- _Aim_
Reproduce the listing lines starting with the line that contains "justice-scale-icon xyxy=(473,433,523,483)" and going on through the line that contains "conclusion-label: উপসংহার: xyxy=(51,507,112,523)", including both of those lines.

- _Supplied data_
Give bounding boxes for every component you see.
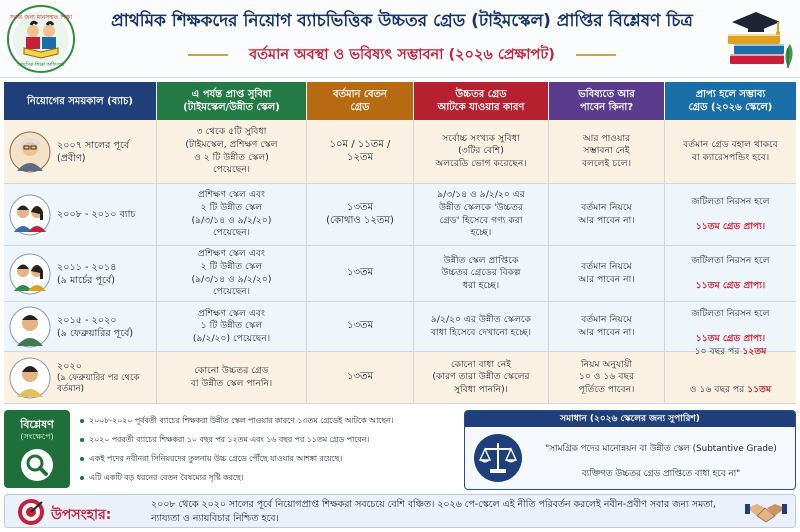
justice-scale-icon xyxy=(473,433,523,483)
grade-cell: ১৩তম xyxy=(307,302,414,352)
elder-teacher-avatar-icon xyxy=(9,131,51,173)
header-benefit: এ পর্যন্ত প্রাপ্ত সুবিধা (টাইমস্কেল/উন্নীত স্কেল) xyxy=(157,82,307,120)
future-cell: বর্তমান নিয়মে আর পাবেন না। xyxy=(549,302,665,352)
possible-cell xyxy=(665,184,796,246)
future-cell: বর্তমান নিয়মে আর পাবেন না। xyxy=(549,246,665,302)
batch-note: (৯ ফেব্রুয়ারির পর থেকে বর্তমান) xyxy=(57,373,140,394)
batch-note: (প্রবীণ) xyxy=(57,152,86,164)
batch-analysis-table xyxy=(4,82,796,404)
reason-cell: উন্নীত স্কেল প্রাপ্তিকে উচ্চতর গ্রেডের বিকল্প ধরা হচ্ছে। xyxy=(414,246,549,302)
batch-cell xyxy=(4,120,157,184)
header-reason: উচ্চতর গ্রেড আটকে যাওয়ার কারণ xyxy=(414,82,549,120)
header xyxy=(0,0,800,78)
conclusion-text: ২০০৮ থেকে ২০২০ সালের পূর্বে নিয়োগপ্রাপ্ত শিক্ষকরা সবচেয়ে বেশি বঞ্চিত। ২০২৬ পে-স্কেলে এই নীতি পরিবর্তন করলেই নবীন-প্রবীণ সবার জন্য সমতা, ন্যায্যতা ও ন্যায়বিচার নিশ্চিত হবে। xyxy=(151,499,716,524)
reason-cell: ৯/২/২০ এর উন্নীত স্কেলকে বাধা হিসেবে দেখানো হচ্ছে। xyxy=(414,302,549,352)
benefit-cell: প্রশিক্ষণ স্কেল এবং ২ টি উন্নীত স্কেল (৯/৩/১৪ ও ৯/২/২০) পেয়েছেন। xyxy=(157,246,307,302)
analysis-list xyxy=(76,411,456,488)
solution-box xyxy=(464,410,796,490)
analysis-title: বিশ্লেষণ xyxy=(20,418,54,431)
batch-cell xyxy=(4,246,157,302)
table-row xyxy=(4,302,796,352)
reason-cell: সর্বোচ্চ সংখ্যক সুবিধা (৩টির বেশি) অলরেডি ভোগ করেছেন। xyxy=(414,120,549,184)
header-possible: প্রাপ্য হলে সম্ভাব্য গ্রেড (২০২৬ স্কেলে) xyxy=(665,82,796,120)
reason-cell: ৯/৩/১৪ ও ৯/২/২০ এর উন্নীত স্কেলকে 'উচ্চতর গ্রেড' হিসেবে গণ্য করা হচ্ছে। xyxy=(414,184,549,246)
benefit-cell: প্রশিক্ষণ স্কেল এবং ২ টি উন্নীত স্কেল (৯/৩/১৪ ও ৯/২/২০) পেয়েছেন। xyxy=(157,184,307,246)
conclusion-label: উপসংহার: xyxy=(51,507,112,523)
analysis-item-text: ২০০৮-২০২০ পূর্ববর্তী ব্যাচের শিক্ষকরা উন্নীত স্কেল পাওয়ার কারণে ১৩তম গ্রেডেই আটকে আছেন। xyxy=(89,416,394,425)
benefit-cell: প্রশিক্ষণ স্কেল এবং ১ টি উন্নীত স্কেল (৯/২/২০) পেয়েছেন। xyxy=(157,302,307,352)
conclusion-bar xyxy=(4,494,796,528)
logo-bottom-text: প্রাথমিক শিক্ষা অধিদপ্তর xyxy=(17,62,65,68)
header-grade: বর্তমান বেতন গ্রেড xyxy=(307,82,414,120)
batch-label: ২০২০ xyxy=(57,361,82,372)
reason-cell: কোনো বাধা নেই (কারণ তারা উন্নীত স্কেলের সুবিধা পাননি)। xyxy=(414,352,549,404)
header-future: ভবিষ্যতে আর পাবেন কিনা? xyxy=(549,82,665,120)
possible-text: ও ১৬ বছর পর xyxy=(689,383,748,395)
list-item xyxy=(76,470,456,486)
possible-grade-highlight: ১১তম গ্রেড প্রাপ্য। xyxy=(695,279,766,291)
table-header-row xyxy=(4,82,796,120)
analysis-item-text: এটি একটি বড় ধরনের বেতন বৈষম্যের সৃষ্টি করছে। xyxy=(89,473,244,482)
table-row xyxy=(4,120,796,184)
batch-label: ২০১৫ - ২০২০ xyxy=(57,314,117,326)
grade-cell: ১৩তম (কোথাও ১২তম) xyxy=(307,184,414,246)
table-row xyxy=(4,184,796,246)
list-item xyxy=(76,432,456,448)
young-teacher-avatar-icon xyxy=(9,357,51,399)
benefit-cell: ৩ থেকে ৫টি সুবিধা (টাইমস্কেল, প্রশিক্ষণ স্কেল ও ২ টি উন্নীত স্কেল) পেয়েছেন। xyxy=(157,120,307,184)
header-batch: নিয়োগের সময়কাল (ব্যাচ) xyxy=(4,82,157,120)
male-teacher-avatar-icon xyxy=(9,306,51,348)
possible-grade-highlight: ১১তম গ্রেড প্রাপ্য। xyxy=(695,332,766,344)
batch-label: ২০০৮ - ২০১০ ব্যাচ xyxy=(57,209,136,220)
table-row xyxy=(4,246,796,302)
batch-note: (৯ ফেব্রুয়ারির পূর্বে) xyxy=(57,327,134,339)
possible-cell xyxy=(665,246,796,302)
grade-cell: ১০ম / ১১তম / ১২তম xyxy=(307,120,414,184)
school-logo-icon xyxy=(6,4,76,74)
possible-grade-highlight: ১২তম xyxy=(742,346,767,358)
table-row xyxy=(4,346,796,404)
magnifier-icon xyxy=(20,448,54,482)
teacher-couple-avatar-icon xyxy=(9,253,51,295)
batch-note: (৯ মার্চের পূর্বে) xyxy=(57,274,115,286)
batch-cell xyxy=(4,302,157,352)
list-item xyxy=(76,451,456,467)
possible-cell: বর্তমান গ্রেড বহাল থাকবে বা ক্যারেসপন্ডিং হবে। xyxy=(665,120,796,184)
list-item xyxy=(76,413,456,429)
logo-top-text: সবার জন্য মানসম্মত শিক্ষা xyxy=(9,14,73,21)
analysis-subtitle: (সংক্ষেপে) xyxy=(20,432,54,441)
possible-grade-highlight: ১১তম গ্রেড প্রাপ্য। xyxy=(695,220,766,232)
analysis-item-text: ২০২০ পরবর্তী ব্যাচের শিক্ষকরা ১০ বছর পর ১২তম এবং ১৬ বছর পর ১১তম গ্রেড পাবেন। xyxy=(89,435,370,444)
solution-text xyxy=(531,431,791,489)
possible-text: জটিলতা নিরসন হলে xyxy=(691,307,770,319)
possible-grade-highlight: ১১তম xyxy=(747,383,772,395)
batch-label: ২০১১ - ২০১৪ xyxy=(57,261,117,273)
possible-cell xyxy=(665,346,796,404)
books-graduation-cap-icon xyxy=(722,2,798,76)
batch-cell xyxy=(4,184,157,246)
page-title: প্রাথমিক শিক্ষকদের নিয়োগ ব্যাচভিত্তিক উচ্চতর গ্রেড (টাইমস্কেল) প্রাপ্তির বিশ্লেষণ চিত্র xyxy=(111,11,693,31)
solution-line: "সামগ্রিক পদের মানোন্নয়ন বা উন্নীত স্কেল (Subtantive Grade) xyxy=(545,444,777,455)
possible-text: জটিলতা নিরসন হলে xyxy=(691,195,770,207)
solution-line: ব্যক্তিগত উচ্চতর গ্রেড প্রাপ্তিতে বাধা হবে না" xyxy=(581,469,741,480)
grade-cell: ১৩তম xyxy=(307,352,414,404)
handshake-icon xyxy=(745,498,787,526)
target-icon xyxy=(17,498,45,526)
future-cell: আর পাওয়ার সম্ভাবনা নেই বললেই চলে। xyxy=(549,120,665,184)
analysis-item-text: একই পদের নবীনরা সিনিয়রদের তুলনায় উচ্চ গ্রেডে পৌঁছে যাওয়ার আশঙ্কা রয়েছে। xyxy=(89,454,343,463)
batch-label: ২০০৭ সালের পূর্বে xyxy=(57,139,130,151)
future-cell: নিয়ম অনুযায়ী ১০ ও ১৬ বছর পূর্তিতে পাবেন। xyxy=(549,352,665,404)
page-subtitle: বর্তমান অবস্থা ও ভবিষ্যৎ সম্ভাবনা (২০২৬ প্রেক্ষাপট) xyxy=(249,47,555,63)
possible-text: ১০ বছর পর xyxy=(694,346,743,358)
possible-text: জটিলতা নিরসন হলে xyxy=(691,254,770,266)
grade-cell: ১৩তম xyxy=(307,246,414,302)
solution-title: সমাধান (২০২৬ স্কেলের জন্য সুপারিশ) xyxy=(465,411,795,427)
analysis-badge xyxy=(4,410,70,488)
future-cell: বর্তমান নিয়মে আর পাবেন না। xyxy=(549,184,665,246)
teacher-couple-avatar-icon xyxy=(9,194,51,236)
benefit-cell: কোনো উচ্চতর গ্রেড বা উন্নীত স্কেল পাননি। xyxy=(157,352,307,404)
batch-cell xyxy=(4,352,157,404)
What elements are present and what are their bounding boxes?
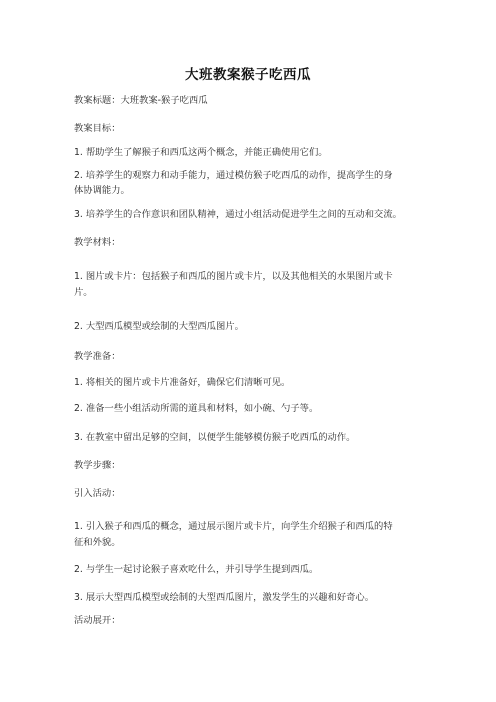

- _Task result_
justice-scale-icon xyxy=(473,433,523,483)
grade-cell: ১৩তম xyxy=(307,302,414,352)
elder-teacher-avatar-icon xyxy=(9,131,51,173)
header-benefit: এ পর্যন্ত প্রাপ্ত সুবিধা (টাইমস্কেল/উন্নীত স্কেল) xyxy=(157,82,307,120)
future-cell: বর্তমান নিয়মে আর পাবেন না। xyxy=(549,302,665,352)
possible-cell xyxy=(665,184,796,246)
future-cell: বর্তমান নিয়মে আর পাবেন না। xyxy=(549,246,665,302)
batch-note: (৯ ফেব্রুয়ারির পর থেকে বর্তমান) xyxy=(57,373,140,394)
batch-note: (প্রবীণ) xyxy=(57,152,86,164)
batch-analysis-table xyxy=(4,82,796,404)
reason-cell: উন্নীত স্কেল প্রাপ্তিকে উচ্চতর গ্রেডের বিকল্প ধরা হচ্ছে। xyxy=(414,246,549,302)
batch-cell xyxy=(4,120,157,184)
header-reason: উচ্চতর গ্রেড আটকে যাওয়ার কারণ xyxy=(414,82,549,120)
header xyxy=(0,0,800,78)
conclusion-text: ২০০৮ থেকে ২০২০ সালের পূর্বে নিয়োগপ্রাপ্ত শিক্ষকরা সবচেয়ে বেশি বঞ্চিত। ২০২৬ পে-স্কেলে এই নীতি পরিবর্তন করলেই নবীন-প্রবীণ সবার জন্য সমতা, ন্যায্যতা ও ন্যায়বিচার নিশ্চিত হবে। xyxy=(151,499,716,524)
reason-cell: ৯/২/২০ এর উন্নীত স্কেলকে বাধা হিসেবে দেখানো হচ্ছে। xyxy=(414,302,549,352)
benefit-cell: প্রশিক্ষণ স্কেল এবং ২ টি উন্নীত স্কেল (৯/৩/১৪ ও ৯/২/২০) পেয়েছেন। xyxy=(157,246,307,302)
analysis-list xyxy=(76,411,456,488)
solution-box xyxy=(464,410,796,490)
analysis-title: বিশ্লেষণ xyxy=(20,418,54,431)
batch-cell xyxy=(4,246,157,302)
table-row xyxy=(4,302,796,352)
reason-cell: সর্বোচ্চ সংখ্যক সুবিধা (৩টির বেশি) অলরেডি ভোগ করেছেন। xyxy=(414,120,549,184)
header-possible: প্রাপ্য হলে সম্ভাব্য গ্রেড (২০২৬ স্কেলে) xyxy=(665,82,796,120)
reason-cell: ৯/৩/১৪ ও ৯/২/২০ এর উন্নীত স্কেলকে 'উচ্চতর গ্রেড' হিসেবে গণ্য করা হচ্ছে। xyxy=(414,184,549,246)
benefit-cell: প্রশিক্ষণ স্কেল এবং ২ টি উন্নীত স্কেল (৯/৩/১৪ ও ৯/২/২০) পেয়েছেন। xyxy=(157,184,307,246)
conclusion-label: উপসংহার: xyxy=(51,507,112,523)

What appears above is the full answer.